§ **STATED TASK**
Copy the data word for word, keeping every line.

§ **DATA TO PROCESS**
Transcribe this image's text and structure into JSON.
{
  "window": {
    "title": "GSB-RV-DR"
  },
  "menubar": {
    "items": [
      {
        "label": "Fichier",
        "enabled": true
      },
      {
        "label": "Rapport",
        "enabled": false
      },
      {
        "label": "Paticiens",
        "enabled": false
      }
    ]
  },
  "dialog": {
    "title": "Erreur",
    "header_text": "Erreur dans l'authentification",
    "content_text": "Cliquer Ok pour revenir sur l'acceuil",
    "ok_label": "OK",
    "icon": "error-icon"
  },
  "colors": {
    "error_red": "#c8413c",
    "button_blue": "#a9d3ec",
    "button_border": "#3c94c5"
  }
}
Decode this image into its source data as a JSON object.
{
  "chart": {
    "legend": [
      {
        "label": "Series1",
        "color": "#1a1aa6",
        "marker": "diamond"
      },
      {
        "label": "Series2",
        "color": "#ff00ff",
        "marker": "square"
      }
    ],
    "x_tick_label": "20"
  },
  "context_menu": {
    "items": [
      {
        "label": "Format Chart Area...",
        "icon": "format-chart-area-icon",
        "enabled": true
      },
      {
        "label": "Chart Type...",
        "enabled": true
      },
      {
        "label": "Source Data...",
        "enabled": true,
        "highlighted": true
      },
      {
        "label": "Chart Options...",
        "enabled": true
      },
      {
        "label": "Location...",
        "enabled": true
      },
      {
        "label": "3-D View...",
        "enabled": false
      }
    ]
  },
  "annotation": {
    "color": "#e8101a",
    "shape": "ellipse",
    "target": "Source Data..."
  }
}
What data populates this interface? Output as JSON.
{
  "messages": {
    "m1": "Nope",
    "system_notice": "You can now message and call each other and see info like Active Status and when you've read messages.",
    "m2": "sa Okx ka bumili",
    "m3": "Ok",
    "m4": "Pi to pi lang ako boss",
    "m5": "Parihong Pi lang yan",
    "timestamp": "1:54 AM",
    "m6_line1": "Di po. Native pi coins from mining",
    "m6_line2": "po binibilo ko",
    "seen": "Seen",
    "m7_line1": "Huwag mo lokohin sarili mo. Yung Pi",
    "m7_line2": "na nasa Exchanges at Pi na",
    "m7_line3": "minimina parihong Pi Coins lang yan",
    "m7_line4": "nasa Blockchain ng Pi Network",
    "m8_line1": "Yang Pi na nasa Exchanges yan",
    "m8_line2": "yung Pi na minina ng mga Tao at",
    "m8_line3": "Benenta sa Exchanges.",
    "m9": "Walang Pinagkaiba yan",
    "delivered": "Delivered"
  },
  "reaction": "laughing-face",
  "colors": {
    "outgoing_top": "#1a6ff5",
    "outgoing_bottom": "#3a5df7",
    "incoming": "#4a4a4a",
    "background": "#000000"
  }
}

§ **SOLUTION FOR THIS PROBLEM**
Transcribe this image's text and structure into JSON.
{
  "window": {
    "title": "GSB-RV-DR"
  },
  "menubar": {
    "items": [
      {
        "label": "Fichier",
        "enabled": true
      },
      {
        "label": "Rapport",
        "enabled": false
      },
      {
        "label": "Paticiens",
        "enabled": false
      }
    ]
  },
  "dialog": {
    "title": "Erreur",
    "header_text": "Erreur dans l'authentification",
    "content_text": "Cliquer Ok pour revenir sur l'acceuil",
    "ok_label": "OK",
    "icon": "error-icon"
  },
  "colors": {
    "error_red": "#c8413c",
    "button_blue": "#a9d3ec",
    "button_border": "#3c94c5"
  }
}
Decode this image into its source data as a JSON object.
{
  "chart": {
    "legend": [
      {
        "label": "Series1",
        "color": "#1a1aa6",
        "marker": "diamond"
      },
      {
        "label": "Series2",
        "color": "#ff00ff",
        "marker": "square"
      }
    ],
    "x_tick_label": "20"
  },
  "context_menu": {
    "items": [
      {
        "label": "Format Chart Area...",
        "icon": "format-chart-area-icon",
        "enabled": true
      },
      {
        "label": "Chart Type...",
        "enabled": true
      },
      {
        "label": "Source Data...",
        "enabled": true,
        "highlighted": true
      },
      {
        "label": "Chart Options...",
        "enabled": true
      },
      {
        "label": "Location...",
        "enabled": true
      },
      {
        "label": "3-D View...",
        "enabled": false
      }
    ]
  },
  "annotation": {
    "color": "#e8101a",
    "shape": "ellipse",
    "target": "Source Data..."
  }
}
What data populates this interface? Output as JSON.
{
  "messages": {
    "m1": "Nope",
    "system_notice": "You can now message and call each other and see info like Active Status and when you've read messages.",
    "m2": "sa Okx ka bumili",
    "m3": "Ok",
    "m4": "Pi to pi lang ako boss",
    "m5": "Parihong Pi lang yan",
    "timestamp": "1:54 AM",
    "m6_line1": "Di po. Native pi coins from mining",
    "m6_line2": "po binibilo ko",
    "seen": "Seen",
    "m7_line1": "Huwag mo lokohin sarili mo. Yung Pi",
    "m7_line2": "na nasa Exchanges at Pi na",
    "m7_line3": "minimina parihong Pi Coins lang yan",
    "m7_line4": "nasa Blockchain ng Pi Network",
    "m8_line1": "Yang Pi na nasa Exchanges yan",
    "m8_line2": "yung Pi na minina ng mga Tao at",
    "m8_line3": "Benenta sa Exchanges.",
    "m9": "Walang Pinagkaiba yan",
    "delivered": "Delivered"
  },
  "reaction": "laughing-face",
  "colors": {
    "outgoing_top": "#1a6ff5",
    "outgoing_bottom": "#3a5df7",
    "incoming": "#4a4a4a",
    "background": "#000000"
  }
}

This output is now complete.